Your instructions: Output the entries verbatim, including every line.

Exercise material:

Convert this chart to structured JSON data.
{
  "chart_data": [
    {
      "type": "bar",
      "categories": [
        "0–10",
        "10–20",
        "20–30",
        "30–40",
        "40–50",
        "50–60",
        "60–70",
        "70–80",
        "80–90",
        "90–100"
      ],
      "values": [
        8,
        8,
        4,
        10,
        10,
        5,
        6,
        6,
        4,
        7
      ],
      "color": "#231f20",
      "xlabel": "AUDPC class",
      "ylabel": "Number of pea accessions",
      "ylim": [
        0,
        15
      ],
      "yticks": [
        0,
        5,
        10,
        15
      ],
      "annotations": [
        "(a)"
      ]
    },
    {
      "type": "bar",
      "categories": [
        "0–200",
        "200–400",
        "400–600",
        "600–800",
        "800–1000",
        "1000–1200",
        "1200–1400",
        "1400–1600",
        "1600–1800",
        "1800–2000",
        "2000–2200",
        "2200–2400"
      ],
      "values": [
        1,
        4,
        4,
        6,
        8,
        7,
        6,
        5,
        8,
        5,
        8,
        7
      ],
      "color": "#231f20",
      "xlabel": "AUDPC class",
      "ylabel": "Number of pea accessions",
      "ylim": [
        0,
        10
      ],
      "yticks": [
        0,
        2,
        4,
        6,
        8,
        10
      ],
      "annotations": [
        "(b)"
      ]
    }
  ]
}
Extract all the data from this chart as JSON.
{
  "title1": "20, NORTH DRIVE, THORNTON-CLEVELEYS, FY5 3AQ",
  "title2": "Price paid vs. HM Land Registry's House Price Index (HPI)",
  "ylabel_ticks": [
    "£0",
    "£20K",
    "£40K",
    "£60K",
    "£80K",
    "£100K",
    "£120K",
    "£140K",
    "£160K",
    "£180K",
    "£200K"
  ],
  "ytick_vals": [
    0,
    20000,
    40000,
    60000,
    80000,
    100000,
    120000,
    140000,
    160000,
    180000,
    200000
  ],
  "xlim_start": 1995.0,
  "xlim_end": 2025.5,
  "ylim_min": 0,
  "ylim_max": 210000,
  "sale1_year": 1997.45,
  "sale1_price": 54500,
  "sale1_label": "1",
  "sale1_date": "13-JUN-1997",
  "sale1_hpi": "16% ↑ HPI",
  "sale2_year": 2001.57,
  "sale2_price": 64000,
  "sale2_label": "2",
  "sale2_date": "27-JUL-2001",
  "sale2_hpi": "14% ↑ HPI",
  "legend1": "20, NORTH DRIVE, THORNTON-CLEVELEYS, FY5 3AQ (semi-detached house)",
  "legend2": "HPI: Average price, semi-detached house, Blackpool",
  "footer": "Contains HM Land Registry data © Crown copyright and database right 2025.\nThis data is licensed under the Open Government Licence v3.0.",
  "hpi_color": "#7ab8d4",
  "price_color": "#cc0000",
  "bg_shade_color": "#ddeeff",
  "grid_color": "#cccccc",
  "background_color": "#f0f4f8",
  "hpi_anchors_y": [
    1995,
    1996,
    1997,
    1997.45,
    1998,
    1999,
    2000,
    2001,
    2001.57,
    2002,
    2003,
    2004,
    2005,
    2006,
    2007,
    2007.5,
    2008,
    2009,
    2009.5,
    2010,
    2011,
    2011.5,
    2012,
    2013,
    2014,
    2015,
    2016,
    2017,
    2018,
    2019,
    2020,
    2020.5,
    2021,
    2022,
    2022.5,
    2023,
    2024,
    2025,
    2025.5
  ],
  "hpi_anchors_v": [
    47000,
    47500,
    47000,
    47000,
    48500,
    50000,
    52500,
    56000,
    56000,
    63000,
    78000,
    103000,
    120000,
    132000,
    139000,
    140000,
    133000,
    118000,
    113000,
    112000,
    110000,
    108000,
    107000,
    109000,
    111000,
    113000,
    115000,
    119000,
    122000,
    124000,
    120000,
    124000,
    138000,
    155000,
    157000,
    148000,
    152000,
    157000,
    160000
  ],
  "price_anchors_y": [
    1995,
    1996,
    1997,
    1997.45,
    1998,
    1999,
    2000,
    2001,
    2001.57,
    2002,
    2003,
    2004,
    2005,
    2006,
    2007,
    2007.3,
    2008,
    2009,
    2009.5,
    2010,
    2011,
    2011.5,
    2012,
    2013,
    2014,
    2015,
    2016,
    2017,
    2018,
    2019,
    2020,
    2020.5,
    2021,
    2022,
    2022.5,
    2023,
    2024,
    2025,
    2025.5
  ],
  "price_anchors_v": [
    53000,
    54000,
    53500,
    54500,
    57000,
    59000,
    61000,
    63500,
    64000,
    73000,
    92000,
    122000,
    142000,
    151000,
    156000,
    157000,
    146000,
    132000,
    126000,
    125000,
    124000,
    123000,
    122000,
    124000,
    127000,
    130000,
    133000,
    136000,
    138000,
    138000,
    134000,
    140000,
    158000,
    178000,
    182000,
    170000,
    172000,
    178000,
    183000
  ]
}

Worked answer:
Convert this chart to structured JSON data.
{
  "chart_data": [
    {
      "type": "bar",
      "categories": [
        "0–10",
        "10–20",
        "20–30",
        "30–40",
        "40–50",
        "50–60",
        "60–70",
        "70–80",
        "80–90",
        "90–100"
      ],
      "values": [
        8,
        8,
        4,
        10,
        10,
        5,
        6,
        6,
        4,
        7
      ],
      "color": "#231f20",
      "xlabel": "AUDPC class",
      "ylabel": "Number of pea accessions",
      "ylim": [
        0,
        15
      ],
      "yticks": [
        0,
        5,
        10,
        15
      ],
      "annotations": [
        "(a)"
      ]
    },
    {
      "type": "bar",
      "categories": [
        "0–200",
        "200–400",
        "400–600",
        "600–800",
        "800–1000",
        "1000–1200",
        "1200–1400",
        "1400–1600",
        "1600–1800",
        "1800–2000",
        "2000–2200",
        "2200–2400"
      ],
      "values": [
        1,
        4,
        4,
        6,
        8,
        7,
        6,
        5,
        8,
        5,
        8,
        7
      ],
      "color": "#231f20",
      "xlabel": "AUDPC class",
      "ylabel": "Number of pea accessions",
      "ylim": [
        0,
        10
      ],
      "yticks": [
        0,
        2,
        4,
        6,
        8,
        10
      ],
      "annotations": [
        "(b)"
      ]
    }
  ]
}
Extract all the data from this chart as JSON.
{
  "title1": "20, NORTH DRIVE, THORNTON-CLEVELEYS, FY5 3AQ",
  "title2": "Price paid vs. HM Land Registry's House Price Index (HPI)",
  "ylabel_ticks": [
    "£0",
    "£20K",
    "£40K",
    "£60K",
    "£80K",
    "£100K",
    "£120K",
    "£140K",
    "£160K",
    "£180K",
    "£200K"
  ],
  "ytick_vals": [
    0,
    20000,
    40000,
    60000,
    80000,
    100000,
    120000,
    140000,
    160000,
    180000,
    200000
  ],
  "xlim_start": 1995.0,
  "xlim_end": 2025.5,
  "ylim_min": 0,
  "ylim_max": 210000,
  "sale1_year": 1997.45,
  "sale1_price": 54500,
  "sale1_label": "1",
  "sale1_date": "13-JUN-1997",
  "sale1_hpi": "16% ↑ HPI",
  "sale2_year": 2001.57,
  "sale2_price": 64000,
  "sale2_label": "2",
  "sale2_date": "27-JUL-2001",
  "sale2_hpi": "14% ↑ HPI",
  "legend1": "20, NORTH DRIVE, THORNTON-CLEVELEYS, FY5 3AQ (semi-detached house)",
  "legend2": "HPI: Average price, semi-detached house, Blackpool",
  "footer": "Contains HM Land Registry data © Crown copyright and database right 2025.\nThis data is licensed under the Open Government Licence v3.0.",
  "hpi_color": "#7ab8d4",
  "price_color": "#cc0000",
  "bg_shade_color": "#ddeeff",
  "grid_color": "#cccccc",
  "background_color": "#f0f4f8",
  "hpi_anchors_y": [
    1995,
    1996,
    1997,
    1997.45,
    1998,
    1999,
    2000,
    2001,
    2001.57,
    2002,
    2003,
    2004,
    2005,
    2006,
    2007,
    2007.5,
    2008,
    2009,
    2009.5,
    2010,
    2011,
    2011.5,
    2012,
    2013,
    2014,
    2015,
    2016,
    2017,
    2018,
    2019,
    2020,
    2020.5,
    2021,
    2022,
    2022.5,
    2023,
    2024,
    2025,
    2025.5
  ],
  "hpi_anchors_v": [
    47000,
    47500,
    47000,
    47000,
    48500,
    50000,
    52500,
    56000,
    56000,
    63000,
    78000,
    103000,
    120000,
    132000,
    139000,
    140000,
    133000,
    118000,
    113000,
    112000,
    110000,
    108000,
    107000,
    109000,
    111000,
    113000,
    115000,
    119000,
    122000,
    124000,
    120000,
    124000,
    138000,
    155000,
    157000,
    148000,
    152000,
    157000,
    160000
  ],
  "price_anchors_y": [
    1995,
    1996,
    1997,
    1997.45,
    1998,
    1999,
    2000,
    2001,
    2001.57,
    2002,
    2003,
    2004,
    2005,
    2006,
    2007,
    2007.3,
    2008,
    2009,
    2009.5,
    2010,
    2011,
    2011.5,
    2012,
    2013,
    2014,
    2015,
    2016,
    2017,
    2018,
    2019,
    2020,
    2020.5,
    2021,
    2022,
    2022.5,
    2023,
    2024,
    2025,
    2025.5
  ],
  "price_anchors_v": [
    53000,
    54000,
    53500,
    54500,
    57000,
    59000,
    61000,
    63500,
    64000,
    73000,
    92000,
    122000,
    142000,
    151000,
    156000,
    157000,
    146000,
    132000,
    126000,
    125000,
    124000,
    123000,
    122000,
    124000,
    127000,
    130000,
    133000,
    136000,
    138000,
    138000,
    134000,
    140000,
    158000,
    178000,
    182000,
    170000,
    172000,
    178000,
    183000
  ]
}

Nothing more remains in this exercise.